Goal of the exercise | Write down every entry below once more, exactly.
>>>>>
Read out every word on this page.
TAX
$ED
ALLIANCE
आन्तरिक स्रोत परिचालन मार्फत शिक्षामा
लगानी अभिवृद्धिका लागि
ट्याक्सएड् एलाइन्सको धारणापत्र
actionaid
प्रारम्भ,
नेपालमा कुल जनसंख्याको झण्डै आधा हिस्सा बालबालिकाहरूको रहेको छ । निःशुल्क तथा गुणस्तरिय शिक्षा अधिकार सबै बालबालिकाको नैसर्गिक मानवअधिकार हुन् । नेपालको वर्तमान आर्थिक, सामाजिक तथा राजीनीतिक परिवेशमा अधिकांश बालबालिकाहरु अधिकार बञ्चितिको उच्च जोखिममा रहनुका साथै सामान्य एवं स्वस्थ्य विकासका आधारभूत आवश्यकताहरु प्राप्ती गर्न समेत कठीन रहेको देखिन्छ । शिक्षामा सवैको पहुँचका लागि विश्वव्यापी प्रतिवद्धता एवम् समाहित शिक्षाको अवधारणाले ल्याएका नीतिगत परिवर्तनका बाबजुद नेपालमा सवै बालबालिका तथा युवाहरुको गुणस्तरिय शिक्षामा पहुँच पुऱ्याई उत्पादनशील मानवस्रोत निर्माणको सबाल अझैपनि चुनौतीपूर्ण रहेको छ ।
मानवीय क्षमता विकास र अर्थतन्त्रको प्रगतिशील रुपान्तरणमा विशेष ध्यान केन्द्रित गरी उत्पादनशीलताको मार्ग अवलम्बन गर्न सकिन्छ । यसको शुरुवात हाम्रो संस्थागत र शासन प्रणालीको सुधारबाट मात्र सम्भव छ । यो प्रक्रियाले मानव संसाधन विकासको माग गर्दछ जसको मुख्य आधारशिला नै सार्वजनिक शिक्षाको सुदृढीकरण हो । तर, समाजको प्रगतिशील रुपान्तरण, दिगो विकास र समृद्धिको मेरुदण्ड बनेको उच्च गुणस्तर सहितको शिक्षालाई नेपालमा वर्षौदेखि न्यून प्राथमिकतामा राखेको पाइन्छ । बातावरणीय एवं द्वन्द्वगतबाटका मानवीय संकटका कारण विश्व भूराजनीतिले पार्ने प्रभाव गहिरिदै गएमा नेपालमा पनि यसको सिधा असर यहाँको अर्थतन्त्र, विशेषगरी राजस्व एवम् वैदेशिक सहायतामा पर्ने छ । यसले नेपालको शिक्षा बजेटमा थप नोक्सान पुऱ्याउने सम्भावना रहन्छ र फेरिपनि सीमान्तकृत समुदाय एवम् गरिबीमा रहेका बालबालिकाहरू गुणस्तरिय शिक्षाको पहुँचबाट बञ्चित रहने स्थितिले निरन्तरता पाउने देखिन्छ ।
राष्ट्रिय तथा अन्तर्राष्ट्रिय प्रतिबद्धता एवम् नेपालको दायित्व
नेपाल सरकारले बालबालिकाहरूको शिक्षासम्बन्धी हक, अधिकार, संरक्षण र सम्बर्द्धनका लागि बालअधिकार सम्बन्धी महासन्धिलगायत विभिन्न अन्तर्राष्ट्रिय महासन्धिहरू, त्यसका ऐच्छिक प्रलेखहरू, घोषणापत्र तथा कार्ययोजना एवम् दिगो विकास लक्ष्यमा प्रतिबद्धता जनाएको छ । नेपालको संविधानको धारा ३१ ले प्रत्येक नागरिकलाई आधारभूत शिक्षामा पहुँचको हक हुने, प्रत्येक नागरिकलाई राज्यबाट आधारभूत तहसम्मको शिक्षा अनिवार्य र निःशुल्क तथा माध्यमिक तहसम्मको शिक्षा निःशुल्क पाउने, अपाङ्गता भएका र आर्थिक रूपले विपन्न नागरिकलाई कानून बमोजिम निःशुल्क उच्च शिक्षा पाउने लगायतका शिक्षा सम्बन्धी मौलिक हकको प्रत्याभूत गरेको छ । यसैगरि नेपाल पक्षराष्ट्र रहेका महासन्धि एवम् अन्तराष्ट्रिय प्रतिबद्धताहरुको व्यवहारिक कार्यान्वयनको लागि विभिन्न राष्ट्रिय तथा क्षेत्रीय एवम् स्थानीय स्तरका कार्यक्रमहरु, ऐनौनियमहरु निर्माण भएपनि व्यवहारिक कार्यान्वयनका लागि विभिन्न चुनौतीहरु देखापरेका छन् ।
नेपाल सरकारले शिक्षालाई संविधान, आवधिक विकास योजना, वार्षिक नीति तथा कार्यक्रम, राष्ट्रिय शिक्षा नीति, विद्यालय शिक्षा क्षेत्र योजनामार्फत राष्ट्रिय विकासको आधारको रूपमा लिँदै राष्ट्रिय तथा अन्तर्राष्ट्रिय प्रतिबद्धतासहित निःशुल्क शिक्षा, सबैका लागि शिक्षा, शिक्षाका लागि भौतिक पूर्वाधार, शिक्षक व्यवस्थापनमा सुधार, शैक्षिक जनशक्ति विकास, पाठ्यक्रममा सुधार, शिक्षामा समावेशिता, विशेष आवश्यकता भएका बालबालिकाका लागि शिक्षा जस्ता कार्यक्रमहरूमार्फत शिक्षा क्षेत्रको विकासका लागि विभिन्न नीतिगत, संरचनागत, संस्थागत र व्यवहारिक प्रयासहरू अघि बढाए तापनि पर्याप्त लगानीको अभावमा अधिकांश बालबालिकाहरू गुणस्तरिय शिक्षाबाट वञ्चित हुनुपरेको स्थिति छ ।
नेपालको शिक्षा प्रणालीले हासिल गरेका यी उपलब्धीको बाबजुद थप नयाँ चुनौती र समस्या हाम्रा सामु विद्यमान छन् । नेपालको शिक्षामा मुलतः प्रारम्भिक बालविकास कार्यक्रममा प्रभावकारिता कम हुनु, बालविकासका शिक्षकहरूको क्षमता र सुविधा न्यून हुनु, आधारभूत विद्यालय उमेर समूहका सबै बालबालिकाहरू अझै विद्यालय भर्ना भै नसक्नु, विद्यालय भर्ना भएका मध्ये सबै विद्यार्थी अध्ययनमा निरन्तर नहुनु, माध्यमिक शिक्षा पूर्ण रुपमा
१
<<<<<
Answer to the exercise |
Read out every word on this page.
TAX
$ED
ALLIANCE
आन्तरिक स्रोत परिचालन मार्फत शिक्षामा
लगानी अभिवृद्धिका लागि
ट्याक्सएड् एलाइन्सको धारणापत्र
actionaid
प्रारम्भ,
नेपालमा कुल जनसंख्याको झण्डै आधा हिस्सा बालबालिकाहरूको रहेको छ । निःशुल्क तथा गुणस्तरिय शिक्षा अधिकार सबै बालबालिकाको नैसर्गिक मानवअधिकार हुन् । नेपालको वर्तमान आर्थिक, सामाजिक तथा राजीनीतिक परिवेशमा अधिकांश बालबालिकाहरु अधिकार बञ्चितिको उच्च जोखिममा रहनुका साथै सामान्य एवं स्वस्थ्य विकासका आधारभूत आवश्यकताहरु प्राप्ती गर्न समेत कठीन रहेको देखिन्छ । शिक्षामा सवैको पहुँचका लागि विश्वव्यापी प्रतिवद्धता एवम् समाहित शिक्षाको अवधारणाले ल्याएका नीतिगत परिवर्तनका बाबजुद नेपालमा सवै बालबालिका तथा युवाहरुको गुणस्तरिय शिक्षामा पहुँच पुऱ्याई उत्पादनशील मानवस्रोत निर्माणको सबाल अझैपनि चुनौतीपूर्ण रहेको छ ।
मानवीय क्षमता विकास र अर्थतन्त्रको प्रगतिशील रुपान्तरणमा विशेष ध्यान केन्द्रित गरी उत्पादनशीलताको मार्ग अवलम्बन गर्न सकिन्छ । यसको शुरुवात हाम्रो संस्थागत र शासन प्रणालीको सुधारबाट मात्र सम्भव छ । यो प्रक्रियाले मानव संसाधन विकासको माग गर्दछ जसको मुख्य आधारशिला नै सार्वजनिक शिक्षाको सुदृढीकरण हो । तर, समाजको प्रगतिशील रुपान्तरण, दिगो विकास र समृद्धिको मेरुदण्ड बनेको उच्च गुणस्तर सहितको शिक्षालाई नेपालमा वर्षौदेखि न्यून प्राथमिकतामा राखेको पाइन्छ । बातावरणीय एवं द्वन्द्वगतबाटका मानवीय संकटका कारण विश्व भूराजनीतिले पार्ने प्रभाव गहिरिदै गएमा नेपालमा पनि यसको सिधा असर यहाँको अर्थतन्त्र, विशेषगरी राजस्व एवम् वैदेशिक सहायतामा पर्ने छ । यसले नेपालको शिक्षा बजेटमा थप नोक्सान पुऱ्याउने सम्भावना रहन्छ र फेरिपनि सीमान्तकृत समुदाय एवम् गरिबीमा रहेका बालबालिकाहरू गुणस्तरिय शिक्षाको पहुँचबाट बञ्चित रहने स्थितिले निरन्तरता पाउने देखिन्छ ।
राष्ट्रिय तथा अन्तर्राष्ट्रिय प्रतिबद्धता एवम् नेपालको दायित्व
नेपाल सरकारले बालबालिकाहरूको शिक्षासम्बन्धी हक, अधिकार, संरक्षण र सम्बर्द्धनका लागि बालअधिकार सम्बन्धी महासन्धिलगायत विभिन्न अन्तर्राष्ट्रिय महासन्धिहरू, त्यसका ऐच्छिक प्रलेखहरू, घोषणापत्र तथा कार्ययोजना एवम् दिगो विकास लक्ष्यमा प्रतिबद्धता जनाएको छ । नेपालको संविधानको धारा ३१ ले प्रत्येक नागरिकलाई आधारभूत शिक्षामा पहुँचको हक हुने, प्रत्येक नागरिकलाई राज्यबाट आधारभूत तहसम्मको शिक्षा अनिवार्य र निःशुल्क तथा माध्यमिक तहसम्मको शिक्षा निःशुल्क पाउने, अपाङ्गता भएका र आर्थिक रूपले विपन्न नागरिकलाई कानून बमोजिम निःशुल्क उच्च शिक्षा पाउने लगायतका शिक्षा सम्बन्धी मौलिक हकको प्रत्याभूत गरेको छ । यसैगरि नेपाल पक्षराष्ट्र रहेका महासन्धि एवम् अन्तराष्ट्रिय प्रतिबद्धताहरुको व्यवहारिक कार्यान्वयनको लागि विभिन्न राष्ट्रिय तथा क्षेत्रीय एवम् स्थानीय स्तरका कार्यक्रमहरु, ऐनौनियमहरु निर्माण भएपनि व्यवहारिक कार्यान्वयनका लागि विभिन्न चुनौतीहरु देखापरेका छन् ।
नेपाल सरकारले शिक्षालाई संविधान, आवधिक विकास योजना, वार्षिक नीति तथा कार्यक्रम, राष्ट्रिय शिक्षा नीति, विद्यालय शिक्षा क्षेत्र योजनामार्फत राष्ट्रिय विकासको आधारको रूपमा लिँदै राष्ट्रिय तथा अन्तर्राष्ट्रिय प्रतिबद्धतासहित निःशुल्क शिक्षा, सबैका लागि शिक्षा, शिक्षाका लागि भौतिक पूर्वाधार, शिक्षक व्यवस्थापनमा सुधार, शैक्षिक जनशक्ति विकास, पाठ्यक्रममा सुधार, शिक्षामा समावेशिता, विशेष आवश्यकता भएका बालबालिकाका लागि शिक्षा जस्ता कार्यक्रमहरूमार्फत शिक्षा क्षेत्रको विकासका लागि विभिन्न नीतिगत, संरचनागत, संस्थागत र व्यवहारिक प्रयासहरू अघि बढाए तापनि पर्याप्त लगानीको अभावमा अधिकांश बालबालिकाहरू गुणस्तरिय शिक्षाबाट वञ्चित हुनुपरेको स्थिति छ ।
नेपालको शिक्षा प्रणालीले हासिल गरेका यी उपलब्धीको बाबजुद थप नयाँ चुनौती र समस्या हाम्रा सामु विद्यमान छन् । नेपालको शिक्षामा मुलतः प्रारम्भिक बालविकास कार्यक्रममा प्रभावकारिता कम हुनु, बालविकासका शिक्षकहरूको क्षमता र सुविधा न्यून हुनु, आधारभूत विद्यालय उमेर समूहका सबै बालबालिकाहरू अझै विद्यालय भर्ना भै नसक्नु, विद्यालय भर्ना भएका मध्ये सबै विद्यार्थी अध्ययनमा निरन्तर नहुनु, माध्यमिक शिक्षा पूर्ण रुपमा
१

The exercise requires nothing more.